If a line in the listing contains "Verwendung", copy it out whole.

━━━━━━━━━━━━━━━━━━━━━━━━━━━━━━

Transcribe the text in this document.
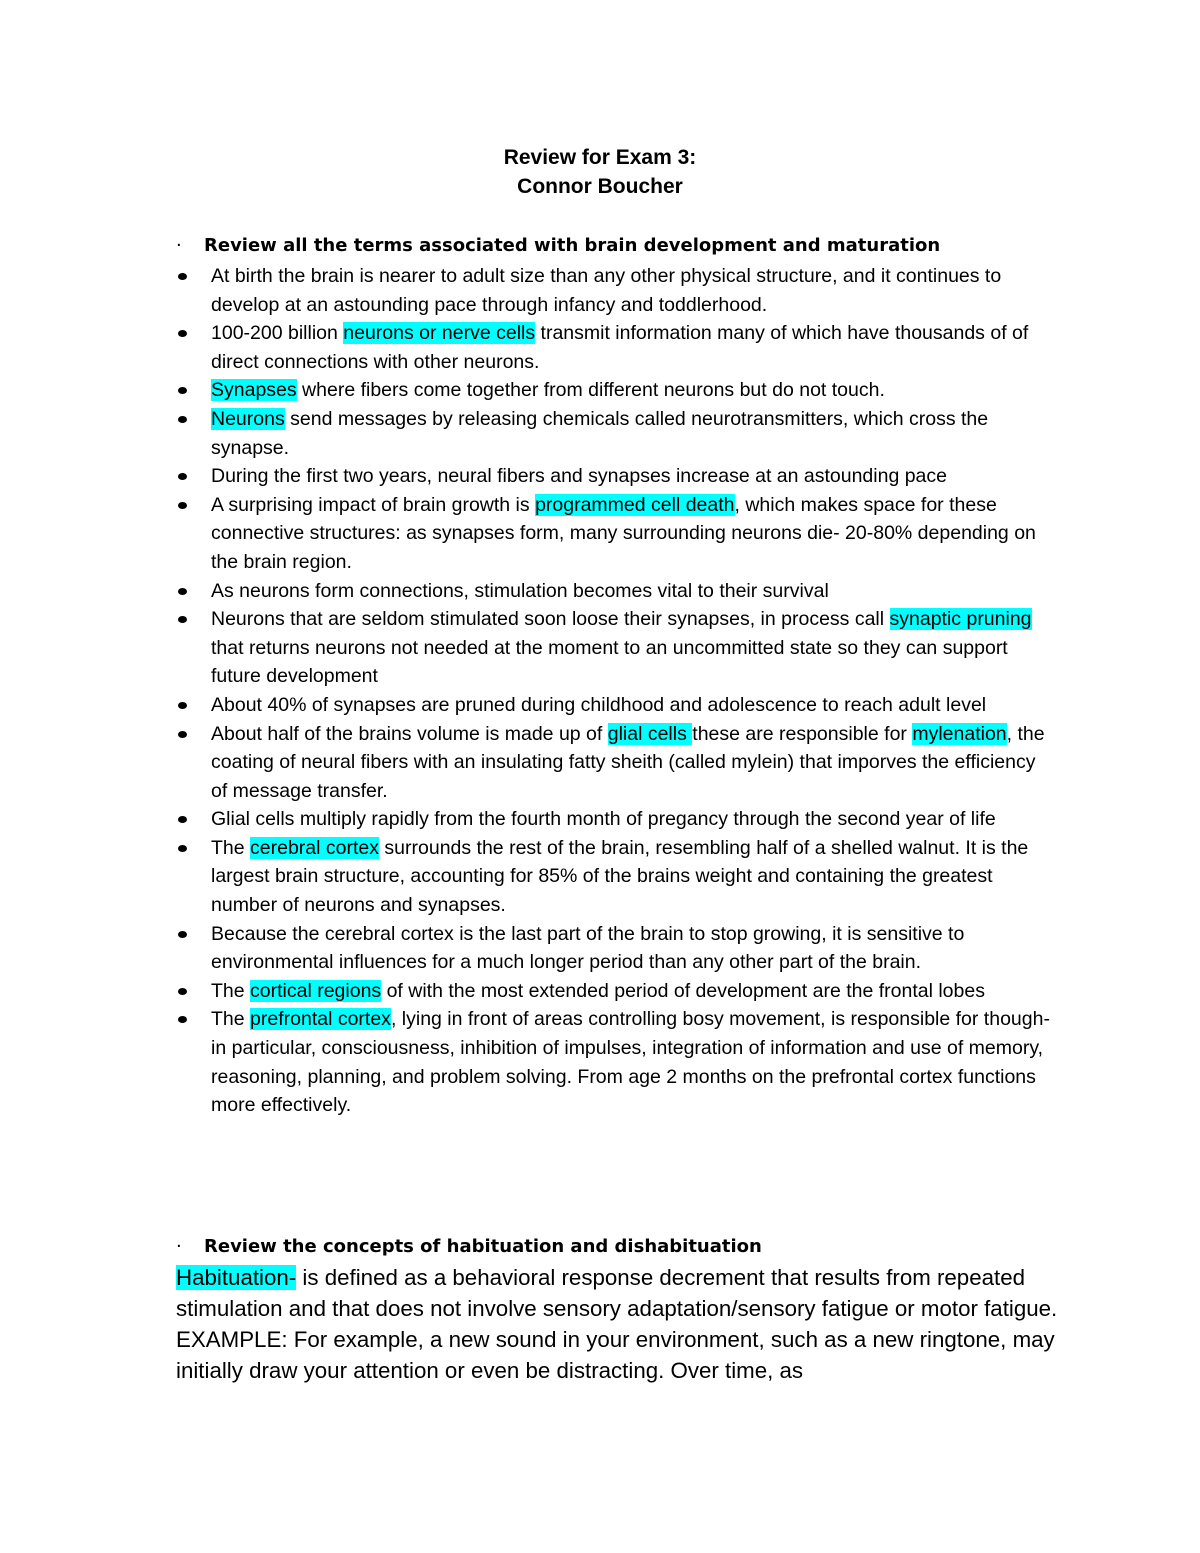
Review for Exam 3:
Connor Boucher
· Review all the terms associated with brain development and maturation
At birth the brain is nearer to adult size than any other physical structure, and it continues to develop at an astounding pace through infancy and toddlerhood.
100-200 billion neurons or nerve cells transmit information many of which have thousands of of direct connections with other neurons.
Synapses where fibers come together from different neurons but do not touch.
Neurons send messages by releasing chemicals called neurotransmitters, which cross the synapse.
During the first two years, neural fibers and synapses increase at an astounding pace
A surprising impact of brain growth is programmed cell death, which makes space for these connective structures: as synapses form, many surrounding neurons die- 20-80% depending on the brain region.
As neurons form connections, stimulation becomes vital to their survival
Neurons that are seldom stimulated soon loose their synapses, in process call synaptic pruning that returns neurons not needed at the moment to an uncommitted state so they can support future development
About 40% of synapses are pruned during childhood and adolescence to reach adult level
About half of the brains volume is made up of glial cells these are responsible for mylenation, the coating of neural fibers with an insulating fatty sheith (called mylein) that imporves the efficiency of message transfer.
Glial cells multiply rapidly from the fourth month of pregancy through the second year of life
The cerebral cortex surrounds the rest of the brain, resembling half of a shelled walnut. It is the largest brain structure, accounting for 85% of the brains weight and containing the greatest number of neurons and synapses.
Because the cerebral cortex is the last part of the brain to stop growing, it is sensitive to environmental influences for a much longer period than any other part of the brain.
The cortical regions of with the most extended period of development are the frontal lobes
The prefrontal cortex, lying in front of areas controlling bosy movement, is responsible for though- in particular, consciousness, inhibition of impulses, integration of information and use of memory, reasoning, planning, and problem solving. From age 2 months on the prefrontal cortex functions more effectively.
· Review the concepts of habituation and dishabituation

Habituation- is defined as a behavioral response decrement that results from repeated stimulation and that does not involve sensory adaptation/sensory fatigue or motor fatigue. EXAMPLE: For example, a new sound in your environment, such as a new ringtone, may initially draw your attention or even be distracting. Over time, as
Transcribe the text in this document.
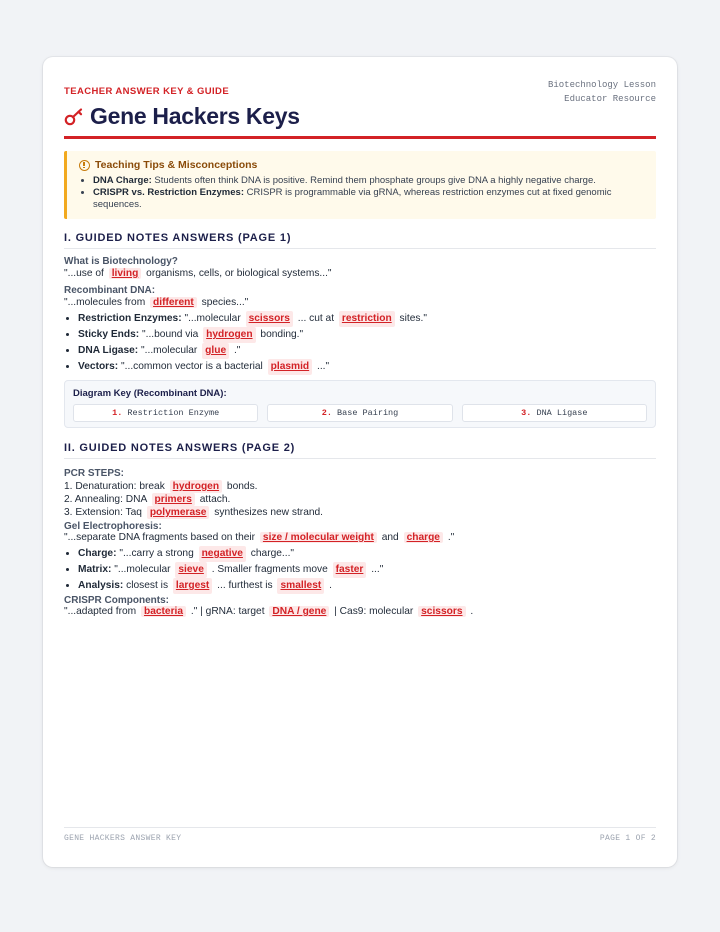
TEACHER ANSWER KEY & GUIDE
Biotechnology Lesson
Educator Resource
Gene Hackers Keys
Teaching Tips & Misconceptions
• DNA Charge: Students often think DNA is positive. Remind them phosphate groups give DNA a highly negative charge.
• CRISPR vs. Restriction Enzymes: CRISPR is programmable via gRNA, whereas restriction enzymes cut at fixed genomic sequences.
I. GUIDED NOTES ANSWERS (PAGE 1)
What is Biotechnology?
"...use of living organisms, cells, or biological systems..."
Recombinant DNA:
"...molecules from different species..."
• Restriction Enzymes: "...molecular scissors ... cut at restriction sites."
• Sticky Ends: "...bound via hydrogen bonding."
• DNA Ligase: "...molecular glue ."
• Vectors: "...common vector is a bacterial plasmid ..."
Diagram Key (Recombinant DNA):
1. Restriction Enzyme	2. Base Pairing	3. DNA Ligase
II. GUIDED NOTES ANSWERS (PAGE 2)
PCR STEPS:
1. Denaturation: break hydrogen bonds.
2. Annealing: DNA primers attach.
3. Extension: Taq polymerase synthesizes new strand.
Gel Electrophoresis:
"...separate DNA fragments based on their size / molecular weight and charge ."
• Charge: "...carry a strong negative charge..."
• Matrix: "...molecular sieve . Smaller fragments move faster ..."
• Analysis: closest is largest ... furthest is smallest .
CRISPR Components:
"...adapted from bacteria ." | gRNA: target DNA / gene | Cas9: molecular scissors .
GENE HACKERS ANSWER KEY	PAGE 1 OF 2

━━━━━━━━━━━━━━━━━━━━━━━━━━━━━━

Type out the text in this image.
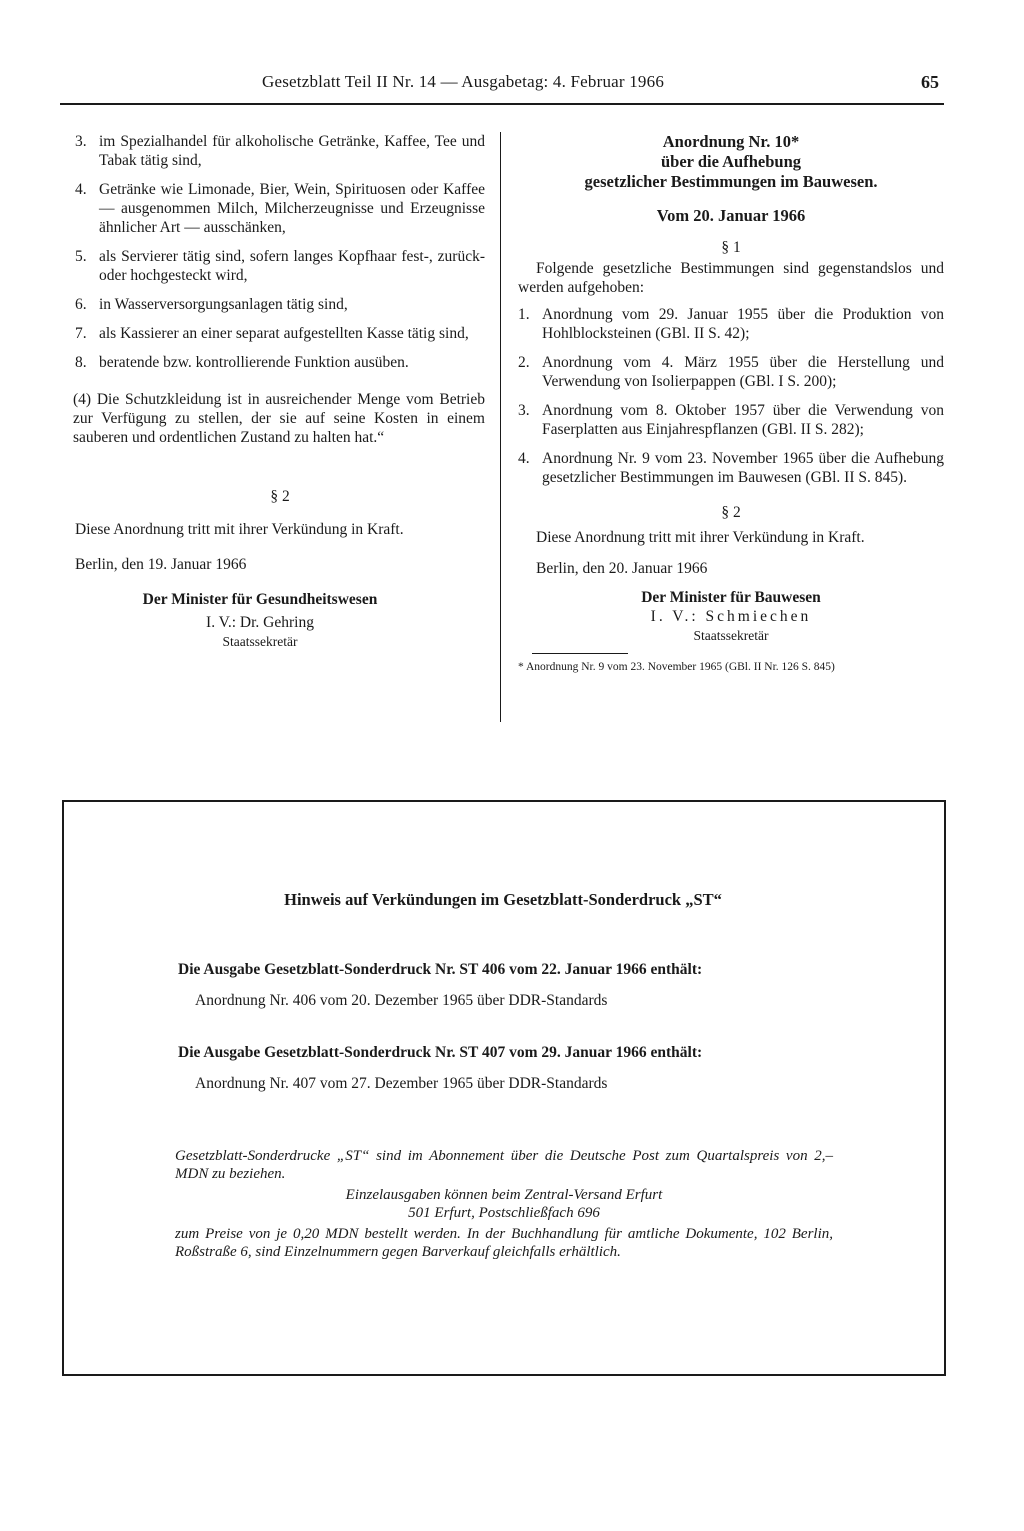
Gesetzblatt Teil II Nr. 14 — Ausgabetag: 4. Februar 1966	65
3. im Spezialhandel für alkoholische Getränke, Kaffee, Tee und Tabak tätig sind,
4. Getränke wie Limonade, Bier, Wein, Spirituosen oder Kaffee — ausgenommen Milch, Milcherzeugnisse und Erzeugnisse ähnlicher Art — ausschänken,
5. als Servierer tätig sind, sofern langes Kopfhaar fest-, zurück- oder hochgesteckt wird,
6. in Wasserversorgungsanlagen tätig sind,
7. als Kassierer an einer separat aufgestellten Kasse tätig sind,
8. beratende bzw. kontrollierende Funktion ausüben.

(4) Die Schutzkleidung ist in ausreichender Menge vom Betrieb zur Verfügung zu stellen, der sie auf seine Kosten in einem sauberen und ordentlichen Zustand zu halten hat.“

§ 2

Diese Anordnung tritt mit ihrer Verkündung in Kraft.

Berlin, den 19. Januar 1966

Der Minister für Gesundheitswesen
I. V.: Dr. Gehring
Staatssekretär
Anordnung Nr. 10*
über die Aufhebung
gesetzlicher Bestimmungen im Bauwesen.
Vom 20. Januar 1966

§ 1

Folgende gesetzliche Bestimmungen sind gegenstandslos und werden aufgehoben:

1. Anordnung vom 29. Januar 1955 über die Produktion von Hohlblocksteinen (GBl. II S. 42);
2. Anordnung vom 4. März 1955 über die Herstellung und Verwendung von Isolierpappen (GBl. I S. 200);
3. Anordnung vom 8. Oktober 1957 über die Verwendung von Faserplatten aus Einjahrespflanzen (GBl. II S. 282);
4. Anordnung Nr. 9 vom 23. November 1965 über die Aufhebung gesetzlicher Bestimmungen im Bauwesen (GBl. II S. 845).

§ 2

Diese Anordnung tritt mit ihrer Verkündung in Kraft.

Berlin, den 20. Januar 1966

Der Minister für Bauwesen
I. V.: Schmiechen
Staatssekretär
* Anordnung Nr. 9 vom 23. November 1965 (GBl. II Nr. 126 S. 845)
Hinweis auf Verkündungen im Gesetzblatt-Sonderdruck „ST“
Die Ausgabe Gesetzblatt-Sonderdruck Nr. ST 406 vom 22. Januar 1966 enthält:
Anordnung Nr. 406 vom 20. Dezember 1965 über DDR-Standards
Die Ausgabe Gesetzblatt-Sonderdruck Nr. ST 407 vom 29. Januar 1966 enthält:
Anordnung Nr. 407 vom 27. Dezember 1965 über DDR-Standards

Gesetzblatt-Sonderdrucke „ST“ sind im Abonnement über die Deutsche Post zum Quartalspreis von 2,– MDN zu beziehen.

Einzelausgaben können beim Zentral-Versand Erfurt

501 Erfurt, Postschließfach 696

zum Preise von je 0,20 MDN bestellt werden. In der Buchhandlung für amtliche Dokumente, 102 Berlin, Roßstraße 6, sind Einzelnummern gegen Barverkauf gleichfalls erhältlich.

━━━━━━━━━━━━━━━━━━━━━━━━━━━━━━

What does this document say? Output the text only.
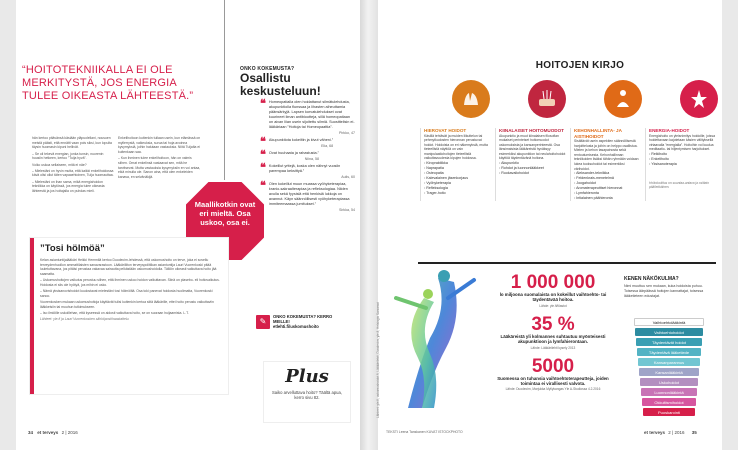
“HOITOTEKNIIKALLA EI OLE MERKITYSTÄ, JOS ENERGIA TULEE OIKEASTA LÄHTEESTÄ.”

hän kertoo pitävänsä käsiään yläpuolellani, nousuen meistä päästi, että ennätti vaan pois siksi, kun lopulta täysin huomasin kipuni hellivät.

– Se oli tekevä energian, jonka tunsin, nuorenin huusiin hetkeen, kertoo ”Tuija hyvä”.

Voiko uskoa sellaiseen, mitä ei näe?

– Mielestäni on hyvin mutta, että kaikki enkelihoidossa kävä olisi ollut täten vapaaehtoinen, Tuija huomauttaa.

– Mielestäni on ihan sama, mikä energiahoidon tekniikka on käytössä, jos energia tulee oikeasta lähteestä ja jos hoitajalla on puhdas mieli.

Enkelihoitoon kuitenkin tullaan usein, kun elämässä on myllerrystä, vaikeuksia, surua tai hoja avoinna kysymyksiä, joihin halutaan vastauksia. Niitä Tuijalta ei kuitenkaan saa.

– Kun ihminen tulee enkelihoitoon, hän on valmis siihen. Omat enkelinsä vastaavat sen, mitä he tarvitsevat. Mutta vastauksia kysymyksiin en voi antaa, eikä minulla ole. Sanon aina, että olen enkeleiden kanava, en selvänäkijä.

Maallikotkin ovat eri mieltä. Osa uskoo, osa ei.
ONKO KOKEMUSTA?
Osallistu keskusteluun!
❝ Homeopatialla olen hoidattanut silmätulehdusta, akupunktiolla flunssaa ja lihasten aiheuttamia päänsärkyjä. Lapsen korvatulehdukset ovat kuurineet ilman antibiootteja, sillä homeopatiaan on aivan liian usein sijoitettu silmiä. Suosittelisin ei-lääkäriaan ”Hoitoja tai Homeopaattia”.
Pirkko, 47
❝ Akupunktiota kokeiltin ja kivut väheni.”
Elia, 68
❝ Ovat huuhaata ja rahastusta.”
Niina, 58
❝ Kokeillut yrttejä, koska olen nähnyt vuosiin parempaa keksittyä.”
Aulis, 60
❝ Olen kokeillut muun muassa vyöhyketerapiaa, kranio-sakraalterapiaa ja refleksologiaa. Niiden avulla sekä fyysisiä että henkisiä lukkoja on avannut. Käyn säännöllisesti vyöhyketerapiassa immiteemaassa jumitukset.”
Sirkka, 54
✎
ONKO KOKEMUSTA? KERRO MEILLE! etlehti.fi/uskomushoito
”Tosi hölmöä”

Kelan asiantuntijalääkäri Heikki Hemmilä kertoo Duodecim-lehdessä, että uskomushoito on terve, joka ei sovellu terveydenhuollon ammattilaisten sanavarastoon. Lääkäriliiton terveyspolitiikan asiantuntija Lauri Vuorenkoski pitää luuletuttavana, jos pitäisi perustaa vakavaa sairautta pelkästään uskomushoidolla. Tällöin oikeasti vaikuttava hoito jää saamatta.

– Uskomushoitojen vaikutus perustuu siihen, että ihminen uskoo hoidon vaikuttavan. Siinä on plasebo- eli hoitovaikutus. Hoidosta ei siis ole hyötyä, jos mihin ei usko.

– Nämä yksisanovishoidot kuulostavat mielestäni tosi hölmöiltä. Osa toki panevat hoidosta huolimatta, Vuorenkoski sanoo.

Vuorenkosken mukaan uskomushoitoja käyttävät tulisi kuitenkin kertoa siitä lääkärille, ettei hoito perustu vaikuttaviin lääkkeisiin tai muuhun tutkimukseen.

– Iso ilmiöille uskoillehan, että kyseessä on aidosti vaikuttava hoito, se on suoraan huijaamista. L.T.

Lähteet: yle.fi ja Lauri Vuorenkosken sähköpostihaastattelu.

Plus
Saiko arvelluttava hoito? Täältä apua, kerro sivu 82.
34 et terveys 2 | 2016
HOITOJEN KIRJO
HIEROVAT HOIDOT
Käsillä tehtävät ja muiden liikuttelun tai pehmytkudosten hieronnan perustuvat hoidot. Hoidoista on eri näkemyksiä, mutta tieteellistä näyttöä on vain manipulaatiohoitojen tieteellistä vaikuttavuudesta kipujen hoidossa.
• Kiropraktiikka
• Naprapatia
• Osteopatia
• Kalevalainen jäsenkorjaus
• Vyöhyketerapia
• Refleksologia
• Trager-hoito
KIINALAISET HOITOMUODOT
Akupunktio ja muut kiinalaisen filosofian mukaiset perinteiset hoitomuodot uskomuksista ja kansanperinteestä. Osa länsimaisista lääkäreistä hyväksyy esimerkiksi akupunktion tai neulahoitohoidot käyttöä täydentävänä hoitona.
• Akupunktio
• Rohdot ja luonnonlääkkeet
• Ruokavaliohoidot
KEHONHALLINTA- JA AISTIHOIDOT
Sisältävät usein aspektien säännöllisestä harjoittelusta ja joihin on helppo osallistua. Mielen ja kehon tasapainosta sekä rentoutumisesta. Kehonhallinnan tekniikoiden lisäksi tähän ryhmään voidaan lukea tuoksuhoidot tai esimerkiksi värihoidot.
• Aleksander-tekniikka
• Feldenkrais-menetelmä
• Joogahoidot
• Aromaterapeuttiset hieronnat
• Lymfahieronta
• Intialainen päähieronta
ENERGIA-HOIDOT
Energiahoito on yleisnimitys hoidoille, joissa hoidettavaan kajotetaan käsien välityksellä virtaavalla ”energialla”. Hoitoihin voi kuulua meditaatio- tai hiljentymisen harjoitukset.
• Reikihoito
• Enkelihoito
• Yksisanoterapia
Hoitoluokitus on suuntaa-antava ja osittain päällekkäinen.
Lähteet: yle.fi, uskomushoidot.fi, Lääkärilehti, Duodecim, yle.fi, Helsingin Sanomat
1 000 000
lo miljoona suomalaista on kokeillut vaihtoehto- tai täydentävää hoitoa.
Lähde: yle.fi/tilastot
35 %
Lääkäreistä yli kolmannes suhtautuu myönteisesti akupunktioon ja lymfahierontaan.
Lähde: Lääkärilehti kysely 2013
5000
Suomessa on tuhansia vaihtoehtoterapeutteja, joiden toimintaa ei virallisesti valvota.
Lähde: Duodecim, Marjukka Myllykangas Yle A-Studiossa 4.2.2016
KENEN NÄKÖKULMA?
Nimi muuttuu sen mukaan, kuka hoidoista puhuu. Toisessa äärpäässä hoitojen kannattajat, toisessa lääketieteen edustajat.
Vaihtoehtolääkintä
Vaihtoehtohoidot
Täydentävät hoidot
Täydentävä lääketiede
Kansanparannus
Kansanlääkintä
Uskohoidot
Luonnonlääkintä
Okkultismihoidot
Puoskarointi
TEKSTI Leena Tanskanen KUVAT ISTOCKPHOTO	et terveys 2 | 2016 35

━━━━━━━━━━━━━━━━━━━━━━━━━━━━━━

**Finished task:**
2. Anordnung vom 4. März 1955 über die Herstellung und Verwendung von Isolierpappen (GBl. I S. 200);
3. Anordnung vom 8. Oktober 1957 über die Verwendung von Faserplatten aus Einjahrespflanzen (GBl. II S. 282);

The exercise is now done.